━━━ Exercise data ━━━

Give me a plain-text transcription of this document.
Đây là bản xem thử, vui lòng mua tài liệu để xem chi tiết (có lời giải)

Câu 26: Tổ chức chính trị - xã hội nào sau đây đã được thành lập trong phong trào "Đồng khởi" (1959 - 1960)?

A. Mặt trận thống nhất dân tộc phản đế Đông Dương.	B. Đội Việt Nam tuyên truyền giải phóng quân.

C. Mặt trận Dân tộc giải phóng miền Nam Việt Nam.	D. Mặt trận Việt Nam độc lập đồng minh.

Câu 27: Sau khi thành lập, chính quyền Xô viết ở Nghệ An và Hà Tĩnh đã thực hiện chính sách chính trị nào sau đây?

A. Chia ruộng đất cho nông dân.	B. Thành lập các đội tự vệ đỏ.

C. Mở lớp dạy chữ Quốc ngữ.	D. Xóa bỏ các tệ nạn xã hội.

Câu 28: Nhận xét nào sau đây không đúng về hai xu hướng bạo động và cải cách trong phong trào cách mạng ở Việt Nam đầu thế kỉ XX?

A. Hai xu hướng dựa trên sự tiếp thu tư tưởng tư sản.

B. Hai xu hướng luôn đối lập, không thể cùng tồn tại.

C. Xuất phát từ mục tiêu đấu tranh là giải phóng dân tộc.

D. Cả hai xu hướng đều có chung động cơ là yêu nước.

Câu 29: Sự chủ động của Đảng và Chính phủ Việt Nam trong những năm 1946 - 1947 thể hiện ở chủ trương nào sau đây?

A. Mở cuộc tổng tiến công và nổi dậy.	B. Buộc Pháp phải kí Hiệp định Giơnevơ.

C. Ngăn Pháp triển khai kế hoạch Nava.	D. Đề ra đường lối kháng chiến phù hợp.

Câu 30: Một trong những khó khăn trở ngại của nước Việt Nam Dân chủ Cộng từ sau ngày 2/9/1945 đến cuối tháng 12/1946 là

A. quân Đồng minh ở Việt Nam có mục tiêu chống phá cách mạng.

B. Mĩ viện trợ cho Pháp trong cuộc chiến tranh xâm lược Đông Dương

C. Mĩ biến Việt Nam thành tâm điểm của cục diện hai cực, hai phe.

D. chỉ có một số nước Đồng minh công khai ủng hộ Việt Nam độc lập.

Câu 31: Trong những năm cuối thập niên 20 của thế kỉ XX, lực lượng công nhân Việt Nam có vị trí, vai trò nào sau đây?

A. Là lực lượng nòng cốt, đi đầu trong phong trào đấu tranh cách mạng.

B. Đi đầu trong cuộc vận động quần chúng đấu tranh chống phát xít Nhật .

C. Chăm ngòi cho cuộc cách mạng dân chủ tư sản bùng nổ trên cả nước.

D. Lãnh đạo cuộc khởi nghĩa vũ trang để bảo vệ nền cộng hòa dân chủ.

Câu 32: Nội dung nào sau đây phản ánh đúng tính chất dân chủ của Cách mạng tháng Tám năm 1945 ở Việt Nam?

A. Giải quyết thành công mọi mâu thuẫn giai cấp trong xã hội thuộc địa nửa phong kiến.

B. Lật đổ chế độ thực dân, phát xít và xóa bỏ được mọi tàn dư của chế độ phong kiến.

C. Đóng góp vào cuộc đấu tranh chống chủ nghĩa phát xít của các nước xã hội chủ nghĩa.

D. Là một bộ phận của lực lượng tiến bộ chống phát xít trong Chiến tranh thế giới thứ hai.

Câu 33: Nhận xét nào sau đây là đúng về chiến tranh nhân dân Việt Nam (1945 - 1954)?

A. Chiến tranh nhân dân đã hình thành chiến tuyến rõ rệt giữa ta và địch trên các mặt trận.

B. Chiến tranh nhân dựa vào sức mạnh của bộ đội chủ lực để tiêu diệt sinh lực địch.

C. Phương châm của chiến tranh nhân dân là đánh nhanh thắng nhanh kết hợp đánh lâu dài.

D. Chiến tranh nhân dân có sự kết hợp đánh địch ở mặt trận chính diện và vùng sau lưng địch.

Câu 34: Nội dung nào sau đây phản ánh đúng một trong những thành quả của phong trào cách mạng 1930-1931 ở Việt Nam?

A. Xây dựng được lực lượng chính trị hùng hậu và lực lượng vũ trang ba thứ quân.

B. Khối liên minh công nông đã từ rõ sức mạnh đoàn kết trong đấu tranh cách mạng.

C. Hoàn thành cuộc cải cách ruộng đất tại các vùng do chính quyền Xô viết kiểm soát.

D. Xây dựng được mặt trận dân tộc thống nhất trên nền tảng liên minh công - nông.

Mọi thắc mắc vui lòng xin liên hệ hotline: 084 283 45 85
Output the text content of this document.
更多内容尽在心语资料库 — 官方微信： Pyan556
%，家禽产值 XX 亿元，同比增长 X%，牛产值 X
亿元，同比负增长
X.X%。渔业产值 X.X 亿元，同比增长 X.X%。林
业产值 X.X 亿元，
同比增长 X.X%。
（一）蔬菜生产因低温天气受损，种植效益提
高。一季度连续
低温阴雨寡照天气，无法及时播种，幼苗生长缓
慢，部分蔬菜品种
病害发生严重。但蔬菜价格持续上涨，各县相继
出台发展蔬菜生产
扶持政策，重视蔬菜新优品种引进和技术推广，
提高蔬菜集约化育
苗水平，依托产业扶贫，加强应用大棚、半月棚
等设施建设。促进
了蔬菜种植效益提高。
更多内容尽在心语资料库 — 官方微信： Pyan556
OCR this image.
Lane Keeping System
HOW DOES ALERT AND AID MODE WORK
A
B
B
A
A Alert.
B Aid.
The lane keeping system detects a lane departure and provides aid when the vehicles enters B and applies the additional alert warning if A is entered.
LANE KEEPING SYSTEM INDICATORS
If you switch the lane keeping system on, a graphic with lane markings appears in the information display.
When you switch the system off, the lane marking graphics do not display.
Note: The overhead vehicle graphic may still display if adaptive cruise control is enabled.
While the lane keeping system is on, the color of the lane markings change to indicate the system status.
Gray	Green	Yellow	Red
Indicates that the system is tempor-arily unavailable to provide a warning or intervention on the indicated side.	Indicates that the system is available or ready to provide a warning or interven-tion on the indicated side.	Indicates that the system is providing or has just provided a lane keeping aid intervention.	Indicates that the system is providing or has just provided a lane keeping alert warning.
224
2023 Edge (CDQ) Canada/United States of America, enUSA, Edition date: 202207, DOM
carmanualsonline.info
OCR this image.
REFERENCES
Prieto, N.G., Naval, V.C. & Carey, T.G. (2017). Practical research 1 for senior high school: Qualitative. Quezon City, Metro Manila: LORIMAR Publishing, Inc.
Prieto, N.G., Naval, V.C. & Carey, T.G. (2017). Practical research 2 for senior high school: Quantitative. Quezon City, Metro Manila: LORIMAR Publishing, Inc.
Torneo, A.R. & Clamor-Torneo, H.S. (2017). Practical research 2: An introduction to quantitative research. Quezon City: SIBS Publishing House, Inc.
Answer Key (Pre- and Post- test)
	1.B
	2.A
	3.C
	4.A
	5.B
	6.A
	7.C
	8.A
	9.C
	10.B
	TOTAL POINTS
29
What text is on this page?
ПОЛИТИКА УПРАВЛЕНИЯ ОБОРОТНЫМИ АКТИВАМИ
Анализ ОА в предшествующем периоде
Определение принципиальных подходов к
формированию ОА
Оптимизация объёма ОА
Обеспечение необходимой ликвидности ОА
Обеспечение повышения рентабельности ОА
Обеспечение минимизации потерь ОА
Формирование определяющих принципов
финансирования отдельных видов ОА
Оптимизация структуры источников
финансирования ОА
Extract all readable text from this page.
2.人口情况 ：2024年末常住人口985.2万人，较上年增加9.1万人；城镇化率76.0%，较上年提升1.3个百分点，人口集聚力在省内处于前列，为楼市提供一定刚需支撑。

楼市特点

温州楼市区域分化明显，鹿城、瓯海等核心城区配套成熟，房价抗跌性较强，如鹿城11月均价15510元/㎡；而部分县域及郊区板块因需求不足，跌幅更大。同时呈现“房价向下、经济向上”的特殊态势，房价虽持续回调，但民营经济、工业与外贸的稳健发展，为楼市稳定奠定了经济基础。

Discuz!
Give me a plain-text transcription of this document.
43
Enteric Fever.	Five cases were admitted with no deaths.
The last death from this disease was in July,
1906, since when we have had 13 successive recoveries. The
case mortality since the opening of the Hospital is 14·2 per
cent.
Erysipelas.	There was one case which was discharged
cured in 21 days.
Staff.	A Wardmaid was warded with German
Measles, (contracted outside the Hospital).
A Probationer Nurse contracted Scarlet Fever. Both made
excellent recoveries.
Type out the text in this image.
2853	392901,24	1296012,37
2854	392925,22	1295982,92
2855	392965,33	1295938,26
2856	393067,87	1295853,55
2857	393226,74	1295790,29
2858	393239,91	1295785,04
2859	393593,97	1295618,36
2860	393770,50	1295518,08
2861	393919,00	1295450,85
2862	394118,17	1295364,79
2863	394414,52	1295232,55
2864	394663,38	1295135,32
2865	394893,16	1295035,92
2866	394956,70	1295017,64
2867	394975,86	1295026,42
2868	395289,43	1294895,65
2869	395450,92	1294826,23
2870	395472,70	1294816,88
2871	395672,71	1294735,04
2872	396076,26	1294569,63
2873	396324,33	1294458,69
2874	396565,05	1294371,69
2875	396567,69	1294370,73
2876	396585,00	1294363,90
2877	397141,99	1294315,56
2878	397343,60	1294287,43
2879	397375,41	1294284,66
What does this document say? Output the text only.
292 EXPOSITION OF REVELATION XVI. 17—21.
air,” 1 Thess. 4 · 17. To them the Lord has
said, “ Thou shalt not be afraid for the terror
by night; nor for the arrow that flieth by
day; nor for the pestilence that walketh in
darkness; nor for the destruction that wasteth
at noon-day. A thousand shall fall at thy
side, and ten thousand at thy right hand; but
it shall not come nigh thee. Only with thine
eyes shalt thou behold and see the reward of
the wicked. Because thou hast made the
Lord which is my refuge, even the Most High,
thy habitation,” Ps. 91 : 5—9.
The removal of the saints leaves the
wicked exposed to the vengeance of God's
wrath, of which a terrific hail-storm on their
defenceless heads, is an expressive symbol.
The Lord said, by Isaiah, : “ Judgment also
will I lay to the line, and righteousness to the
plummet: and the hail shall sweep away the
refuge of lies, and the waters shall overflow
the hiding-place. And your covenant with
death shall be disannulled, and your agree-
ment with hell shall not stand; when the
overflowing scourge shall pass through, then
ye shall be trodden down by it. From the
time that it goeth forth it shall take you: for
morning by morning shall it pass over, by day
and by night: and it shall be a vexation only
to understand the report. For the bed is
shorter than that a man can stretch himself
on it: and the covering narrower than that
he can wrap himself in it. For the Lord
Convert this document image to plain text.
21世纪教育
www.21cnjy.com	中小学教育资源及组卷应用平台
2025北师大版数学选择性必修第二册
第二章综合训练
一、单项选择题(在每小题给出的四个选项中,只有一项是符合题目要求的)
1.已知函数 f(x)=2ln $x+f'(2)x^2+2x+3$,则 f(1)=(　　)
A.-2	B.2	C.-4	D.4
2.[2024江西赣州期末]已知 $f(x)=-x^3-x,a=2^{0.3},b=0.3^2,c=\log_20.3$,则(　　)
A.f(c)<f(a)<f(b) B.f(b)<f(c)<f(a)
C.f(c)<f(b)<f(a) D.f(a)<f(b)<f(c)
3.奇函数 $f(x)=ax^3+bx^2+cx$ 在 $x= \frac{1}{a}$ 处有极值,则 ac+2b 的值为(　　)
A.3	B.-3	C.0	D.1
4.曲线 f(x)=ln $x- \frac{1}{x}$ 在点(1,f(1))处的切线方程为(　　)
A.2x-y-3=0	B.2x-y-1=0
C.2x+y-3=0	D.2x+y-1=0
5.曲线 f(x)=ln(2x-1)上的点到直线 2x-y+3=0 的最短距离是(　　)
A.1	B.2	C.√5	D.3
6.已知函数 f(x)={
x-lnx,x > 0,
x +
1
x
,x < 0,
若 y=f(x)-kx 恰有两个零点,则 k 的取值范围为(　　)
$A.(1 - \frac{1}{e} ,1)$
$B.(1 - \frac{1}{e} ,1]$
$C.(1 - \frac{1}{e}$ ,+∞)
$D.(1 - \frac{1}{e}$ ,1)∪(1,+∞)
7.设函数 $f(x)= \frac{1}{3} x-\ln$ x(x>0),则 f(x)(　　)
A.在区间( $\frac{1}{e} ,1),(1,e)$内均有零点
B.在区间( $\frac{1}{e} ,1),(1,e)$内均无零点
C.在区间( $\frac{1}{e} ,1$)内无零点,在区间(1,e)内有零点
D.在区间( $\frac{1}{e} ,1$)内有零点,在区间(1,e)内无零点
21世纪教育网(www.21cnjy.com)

━━━

■ **Directions**
Check each line of the data above for the string "diện", then report how many lines have it, with no other words.

■ **Final result**
2